▸ TASK TO CARRY OUT
Carry on the post about the Triadventure fundraiser, picking up right after its last sentence.

--- PAGE ---

Last Saturday night, around a campfire, my friend and business partner presented me with a framed certificate of appreciation for the work I’ve been doing as volunteer director of Nikibasika, a youth development program in Uganda. This campfire was the heart centre of our three day Triadventure, our annual fundraiser for the project. I couldn’t stop crying.
The Triadventure is a kind of “choose your own adventure” athletic event — we take a bus up to a kids’ camp on Friday, where we run and/or swim (whatever distance we want, really), and play a charades-like game, then in the morning, call the kids in Uganda. Then we paddle 11 kilometres on pretty big lakes, have lunch at a provincial park, then ride bikes 25 km to a small campground where we camp for the night. The next morning, we ride our bikes 125 km back to Toronto.
I will be honest: it’s a stressful event for me. Along with doing some fairly considerable physical things, I feel the intense responsibility of the event going well, being meaningful and safe and fun for the community. I feel incredible stress about raising the money. With a tiny group of people, I made a personal commitment to a group of orphaned and vulnerable children 10 years ago whom I now know intimately, for whom I’m auntie and parent and friend and sponsor . Every year, being able to raise the money feels precarious. The project will end when the initial 52 kids are all grown and launched, but that’s still a few years away.
We have achieved amazing things in a decade — this teensy video shows some of the movement — and this one shows some of the “kids'” voices when we were there in May. But over a decade, the core group of people has changed and evolved, relationships have come and go (I had a Triad-rooted romance and break-up), and the participants have gotten older and either have become less physically able or had kids or distractions — for a lot of reasons, less able to do the event. It’s been hard to keep the momentum up, and this year was particularly hard.
One of the long-time community members — David — came with us to Uganda for the first time in May. He is an amazing, open, loving, positive and creative person.
Over a beer after one of our days with the kids, we challenged him to recruit some new people to the Triadventure. And he came through, with a team of seven people from a company he works with.
Along with David’s new people, we also invited people with kids to participate — either in the full athletic events or in a new one-night family event we created on Saturday. It was amazing to have the kids there.
Saturday had messy weather — we had to stop the canoe segment early because of crazy big waves, and we had some logistical issues where we ended up waiting at a marina for too long for rides to the next lunch park, as a storm circled around us and the crew and families at the park where we were supposed to have lunch got soaked and blown. In contrast, we were dry and bored.

--- LISTED ENTRIES ---

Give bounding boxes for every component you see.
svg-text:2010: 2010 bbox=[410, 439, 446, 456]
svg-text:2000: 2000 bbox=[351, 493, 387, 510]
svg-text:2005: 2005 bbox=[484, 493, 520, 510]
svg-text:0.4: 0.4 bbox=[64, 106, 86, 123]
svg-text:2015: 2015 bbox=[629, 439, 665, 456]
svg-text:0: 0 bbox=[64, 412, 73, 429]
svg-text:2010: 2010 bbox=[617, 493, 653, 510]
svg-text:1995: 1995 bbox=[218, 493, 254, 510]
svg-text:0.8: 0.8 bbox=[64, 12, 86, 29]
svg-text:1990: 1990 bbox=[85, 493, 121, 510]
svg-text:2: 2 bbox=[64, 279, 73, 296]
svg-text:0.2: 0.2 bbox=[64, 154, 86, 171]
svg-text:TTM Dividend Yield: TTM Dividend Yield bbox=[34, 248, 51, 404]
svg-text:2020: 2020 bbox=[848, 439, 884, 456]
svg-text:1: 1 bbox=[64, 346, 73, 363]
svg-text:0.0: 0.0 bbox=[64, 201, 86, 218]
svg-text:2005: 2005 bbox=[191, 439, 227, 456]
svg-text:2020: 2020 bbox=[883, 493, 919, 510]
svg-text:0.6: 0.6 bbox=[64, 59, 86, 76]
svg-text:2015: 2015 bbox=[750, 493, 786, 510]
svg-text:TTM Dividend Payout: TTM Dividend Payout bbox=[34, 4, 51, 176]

---

▸ FINAL RESULT
Those of us in charge had a bit of a tussle over how to proceed — whether we moved crew and families out of the lunch park, where they were getting wet and windblown, and therefore skipped the afternoon 25 km cycle — or whether we pushed crew to wait for us so we could ride. As the only leader riding that day, I got bossy — not my best self — and insisted on riding. I wasn’t super graceful about it, but something in me knew we needed to ride.
We got to the lunch park eventually, crammed down lunch in the micro-climate storm, commiserated with my brother-in-law who was crewing and had broken his toe moving a picnic table, and got on our bikes.
It was a good ride. No rain. One family rode with their kids, including a 10 year old who had broken her wrist the week before. One couple — who met on the Triadventure — handed off their baby so one of them could ride. Everyone simmered down. We arrived at camp and had a peaceful evening, with the campfire and our conversation about what gives us meaning resetting us all.
As we were talking at the campfire, one of the young women David had recruited mentioned that she was particularly moved by the stories of the kids in Uganda because she had a similar story. I noted it and didn’t say anything.
Sunday morning, the long ride. I was still feeling icky from how I’d handled the decision-making the day before, and raw in the way this event always makes me feel. It’s a lot to hold, our commitment to these kids, the need to make and be part of community. I rode most of the first 28 km leg by myself, finding some grounding in the best part of the long ride, the trees and country roads and lake and Sunday morning calm. Ontario is very green this summer.
I volunteered to sweep the second leg, and Joh offered to sweep with me. It’s the hilliest leg, and people struggle. It was sunny but windy. Very quickly, I realized that the young woman who’d made the comment at the campfire the night before about having a hard story was fighting her way through this ride.
Joh was wind-breaking for another young woman, and I found myself riding alone with this woman I’ll call Elle. We started talking and I asked her about her story. She said she was happy to share, and told me about losing both her parents and her best friend before the age of 25. Her parents were immigrants and she has no other family here. She laughed a bit and said “I’ve really only just started to deal with my grief, so I cry all the time.”
She was riding a hybrid and wearing running shoes. It was a hard road, and she was fierce. I kept promising her she’d get through and she climbed every hill, incredulous and protesting. “YOU PROMISED THERE WERE NO MORE HILLS!” She’d never ridden more than 60 km before. We made it to lunch and I hugged her.
Someone else swept the third leg, and Elle was last. She came in in tears. We made it clear that it was okay for her and two other people who were finding it hard to stop. No one wanted to stop.
Joh and I set out for the last leg and Elle was right behind us. “You guys can go ahead,” she said. I knew the city leg could do your head in, and Joh and I, without conferring, both said “no, we’re with you.” If you can trudge on a bike, Elle was trudging. We encouraged and just rode, not too slowly, but always making sure she was with us.
After a while, Joh suddenly said “100km!” I said “Elle, do you realize you’ve just ridden 100km?”
She laughed out loud. “No fucking way! I have never done that.” If determination was a colour, it was bright purple, and it surrounded her. She sped up. “I can’t believe I’m keeping up with you!”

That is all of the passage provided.